— Begin —

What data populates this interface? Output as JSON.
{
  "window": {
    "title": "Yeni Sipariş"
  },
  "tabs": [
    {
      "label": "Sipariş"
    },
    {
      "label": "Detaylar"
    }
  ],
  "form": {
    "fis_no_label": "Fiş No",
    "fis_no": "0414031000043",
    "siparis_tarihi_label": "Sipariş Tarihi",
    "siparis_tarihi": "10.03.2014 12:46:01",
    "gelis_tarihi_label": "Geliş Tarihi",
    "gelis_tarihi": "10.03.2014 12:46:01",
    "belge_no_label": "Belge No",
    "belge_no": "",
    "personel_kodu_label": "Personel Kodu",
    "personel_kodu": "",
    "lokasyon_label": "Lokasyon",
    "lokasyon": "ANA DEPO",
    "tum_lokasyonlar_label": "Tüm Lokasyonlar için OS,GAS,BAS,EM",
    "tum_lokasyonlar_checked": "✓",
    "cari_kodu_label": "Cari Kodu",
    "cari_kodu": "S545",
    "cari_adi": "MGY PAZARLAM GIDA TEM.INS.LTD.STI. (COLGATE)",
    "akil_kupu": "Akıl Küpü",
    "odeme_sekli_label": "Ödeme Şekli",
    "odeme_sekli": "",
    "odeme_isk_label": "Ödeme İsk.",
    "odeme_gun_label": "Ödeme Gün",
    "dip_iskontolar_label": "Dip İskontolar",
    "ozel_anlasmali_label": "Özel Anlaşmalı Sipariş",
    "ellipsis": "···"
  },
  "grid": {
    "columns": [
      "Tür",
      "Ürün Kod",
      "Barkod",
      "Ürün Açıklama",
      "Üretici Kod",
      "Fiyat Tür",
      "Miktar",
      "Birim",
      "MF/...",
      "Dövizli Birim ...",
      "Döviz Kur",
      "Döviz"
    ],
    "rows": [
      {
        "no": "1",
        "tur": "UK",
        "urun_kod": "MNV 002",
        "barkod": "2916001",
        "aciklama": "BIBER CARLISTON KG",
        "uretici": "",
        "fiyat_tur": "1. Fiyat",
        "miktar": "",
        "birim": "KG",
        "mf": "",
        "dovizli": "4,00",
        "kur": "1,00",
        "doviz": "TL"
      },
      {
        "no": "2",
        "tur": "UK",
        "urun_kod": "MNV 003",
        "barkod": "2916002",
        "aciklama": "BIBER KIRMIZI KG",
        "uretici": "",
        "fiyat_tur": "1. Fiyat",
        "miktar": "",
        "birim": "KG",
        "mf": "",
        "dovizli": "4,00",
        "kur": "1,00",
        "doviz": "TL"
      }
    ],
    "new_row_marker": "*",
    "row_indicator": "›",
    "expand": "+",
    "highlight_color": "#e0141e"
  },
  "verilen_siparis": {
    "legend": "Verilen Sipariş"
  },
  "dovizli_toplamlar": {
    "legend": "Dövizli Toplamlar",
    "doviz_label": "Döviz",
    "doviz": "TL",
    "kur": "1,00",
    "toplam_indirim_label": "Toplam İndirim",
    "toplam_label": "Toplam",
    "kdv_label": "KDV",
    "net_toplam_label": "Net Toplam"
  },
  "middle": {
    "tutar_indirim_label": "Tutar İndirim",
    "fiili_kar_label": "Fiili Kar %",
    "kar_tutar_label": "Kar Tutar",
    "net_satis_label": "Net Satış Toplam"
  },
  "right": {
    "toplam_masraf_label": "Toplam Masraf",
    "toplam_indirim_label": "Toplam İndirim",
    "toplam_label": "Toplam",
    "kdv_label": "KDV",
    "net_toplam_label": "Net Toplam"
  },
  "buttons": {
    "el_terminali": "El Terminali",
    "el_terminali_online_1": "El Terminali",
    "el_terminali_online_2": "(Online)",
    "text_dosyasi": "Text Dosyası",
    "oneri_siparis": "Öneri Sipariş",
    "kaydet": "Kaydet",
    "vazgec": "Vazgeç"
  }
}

— End —

**Task to complete**
Copy each entry exactly, with nothing added or dropped.

**Final result**
What data populates this interface? Output as JSON.
{
  "window": {
    "title": "Yeni Sipariş"
  },
  "tabs": [
    {
      "label": "Sipariş"
    },
    {
      "label": "Detaylar"
    }
  ],
  "form": {
    "fis_no_label": "Fiş No",
    "fis_no": "0414031000043",
    "siparis_tarihi_label": "Sipariş Tarihi",
    "siparis_tarihi": "10.03.2014 12:46:01",
    "gelis_tarihi_label": "Geliş Tarihi",
    "gelis_tarihi": "10.03.2014 12:46:01",
    "belge_no_label": "Belge No",
    "belge_no": "",
    "personel_kodu_label": "Personel Kodu",
    "personel_kodu": "",
    "lokasyon_label": "Lokasyon",
    "lokasyon": "ANA DEPO",
    "tum_lokasyonlar_label": "Tüm Lokasyonlar için OS,GAS,BAS,EM",
    "tum_lokasyonlar_checked": "✓",
    "cari_kodu_label": "Cari Kodu",
    "cari_kodu": "S545",
    "cari_adi": "MGY PAZARLAM GIDA TEM.INS.LTD.STI. (COLGATE)",
    "akil_kupu": "Akıl Küpü",
    "odeme_sekli_label": "Ödeme Şekli",
    "odeme_sekli": "",
    "odeme_isk_label": "Ödeme İsk.",
    "odeme_gun_label": "Ödeme Gün",
    "dip_iskontolar_label": "Dip İskontolar",
    "ozel_anlasmali_label": "Özel Anlaşmalı Sipariş",
    "ellipsis": "···"
  },
  "grid": {
    "columns": [
      "Tür",
      "Ürün Kod",
      "Barkod",
      "Ürün Açıklama",
      "Üretici Kod",
      "Fiyat Tür",
      "Miktar",
      "Birim",
      "MF/...",
      "Dövizli Birim ...",
      "Döviz Kur",
      "Döviz"
    ],
    "rows": [
      {
        "no": "1",
        "tur": "UK",
        "urun_kod": "MNV 002",
        "barkod": "2916001",
        "aciklama": "BIBER CARLISTON KG",
        "uretici": "",
        "fiyat_tur": "1. Fiyat",
        "miktar": "",
        "birim": "KG",
        "mf": "",
        "dovizli": "4,00",
        "kur": "1,00",
        "doviz": "TL"
      },
      {
        "no": "2",
        "tur": "UK",
        "urun_kod": "MNV 003",
        "barkod": "2916002",
        "aciklama": "BIBER KIRMIZI KG",
        "uretici": "",
        "fiyat_tur": "1. Fiyat",
        "miktar": "",
        "birim": "KG",
        "mf": "",
        "dovizli": "4,00",
        "kur": "1,00",
        "doviz": "TL"
      }
    ],
    "new_row_marker": "*",
    "row_indicator": "›",
    "expand": "+",
    "highlight_color": "#e0141e"
  },
  "verilen_siparis": {
    "legend": "Verilen Sipariş"
  },
  "dovizli_toplamlar": {
    "legend": "Dövizli Toplamlar",
    "doviz_label": "Döviz",
    "doviz": "TL",
    "kur": "1,00",
    "toplam_indirim_label": "Toplam İndirim",
    "toplam_label": "Toplam",
    "kdv_label": "KDV",
    "net_toplam_label": "Net Toplam"
  },
  "middle": {
    "tutar_indirim_label": "Tutar İndirim",
    "fiili_kar_label": "Fiili Kar %",
    "kar_tutar_label": "Kar Tutar",
    "net_satis_label": "Net Satış Toplam"
  },
  "right": {
    "toplam_masraf_label": "Toplam Masraf",
    "toplam_indirim_label": "Toplam İndirim",
    "toplam_label": "Toplam",
    "kdv_label": "KDV",
    "net_toplam_label": "Net Toplam"
  },
  "buttons": {
    "el_terminali": "El Terminali",
    "el_terminali_online_1": "El Terminali",
    "el_terminali_online_2": "(Online)",
    "text_dosyasi": "Text Dosyası",
    "oneri_siparis": "Öneri Sipariş",
    "kaydet": "Kaydet",
    "vazgec": "Vazgeç"
  }
}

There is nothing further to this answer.